# EXERCISE REQUIREMENTS
Print the entries in full, word for word, but not the pictures.

# RECORD EXCERPTS
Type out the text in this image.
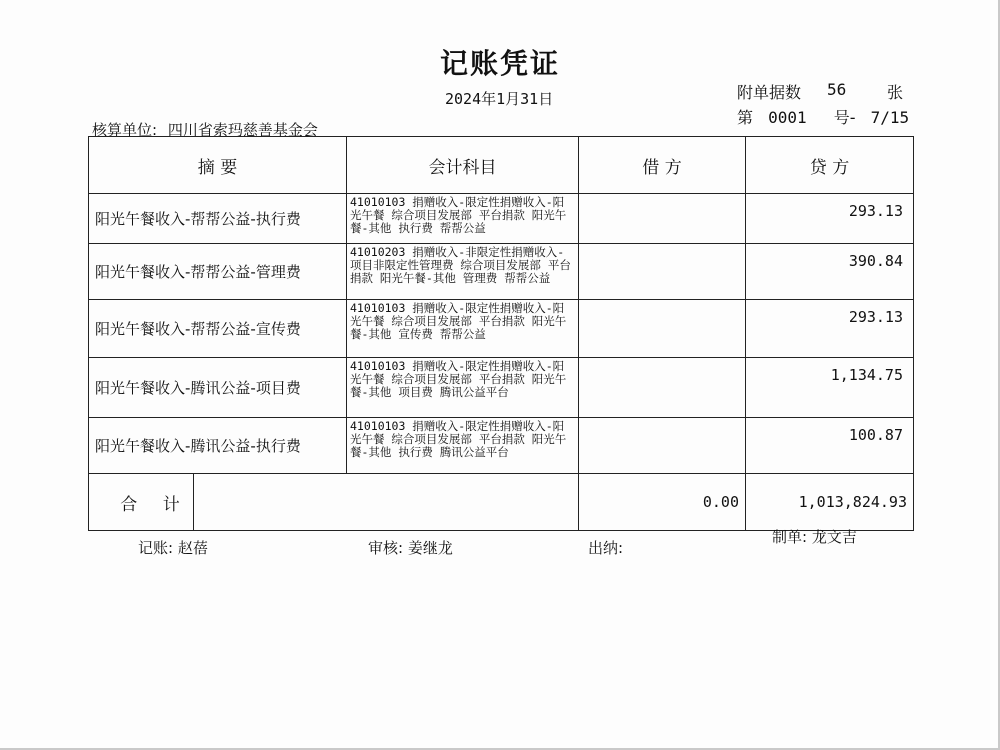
记账凭证
2024年1月31日	附单据数 56	张
第 0001 号- 7/15
核算单位: 四川省索玛慈善基金会
摘 要	会计科目	借 方	贷 方
阳光午餐收入-帮帮公益-执行费	41010103 捐赠收入-限定性捐赠收入-阳光午餐 综合项目发展部 平台捐款 阳光午餐-其他 执行费 帮帮公益		293.13
阳光午餐收入-帮帮公益-管理费	41010203 捐赠收入-非限定性捐赠收入-项目非限定性管理费 综合项目发展部 平台捐款 阳光午餐-其他 管理费 帮帮公益		390.84
阳光午餐收入-帮帮公益-宣传费	41010103 捐赠收入-限定性捐赠收入-阳光午餐 综合项目发展部 平台捐款 阳光午餐-其他 宣传费 帮帮公益		293.13
阳光午餐收入-腾讯公益-项目费	41010103 捐赠收入-限定性捐赠收入-阳光午餐 综合项目发展部 平台捐款 阳光午餐-其他 项目费 腾讯公益平台		1,134.75
阳光午餐收入-腾讯公益-执行费	41010103 捐赠收入-限定性捐赠收入-阳光午餐 综合项目发展部 平台捐款 阳光午餐-其他 执行费 腾讯公益平台		100.87

合 计		0.00	1,013,824.93
记账: 赵蓓	审核: 姜继龙	出纳:
制单: 龙文吉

# ANSWER
Type out the text in this image.
记账凭证
2024年1月31日	附单据数 56	张
第 0001 号- 7/15
核算单位: 四川省索玛慈善基金会
摘 要	会计科目	借 方	贷 方
阳光午餐收入-帮帮公益-执行费	41010103 捐赠收入-限定性捐赠收入-阳光午餐 综合项目发展部 平台捐款 阳光午餐-其他 执行费 帮帮公益		293.13
阳光午餐收入-帮帮公益-管理费	41010203 捐赠收入-非限定性捐赠收入-项目非限定性管理费 综合项目发展部 平台捐款 阳光午餐-其他 管理费 帮帮公益		390.84
阳光午餐收入-帮帮公益-宣传费	41010103 捐赠收入-限定性捐赠收入-阳光午餐 综合项目发展部 平台捐款 阳光午餐-其他 宣传费 帮帮公益		293.13
阳光午餐收入-腾讯公益-项目费	41010103 捐赠收入-限定性捐赠收入-阳光午餐 综合项目发展部 平台捐款 阳光午餐-其他 项目费 腾讯公益平台		1,134.75
阳光午餐收入-腾讯公益-执行费	41010103 捐赠收入-限定性捐赠收入-阳光午餐 综合项目发展部 平台捐款 阳光午餐-其他 执行费 腾讯公益平台		100.87

合 计		0.00	1,013,824.93
记账: 赵蓓	审核: 姜继龙	出纳:
制单: 龙文吉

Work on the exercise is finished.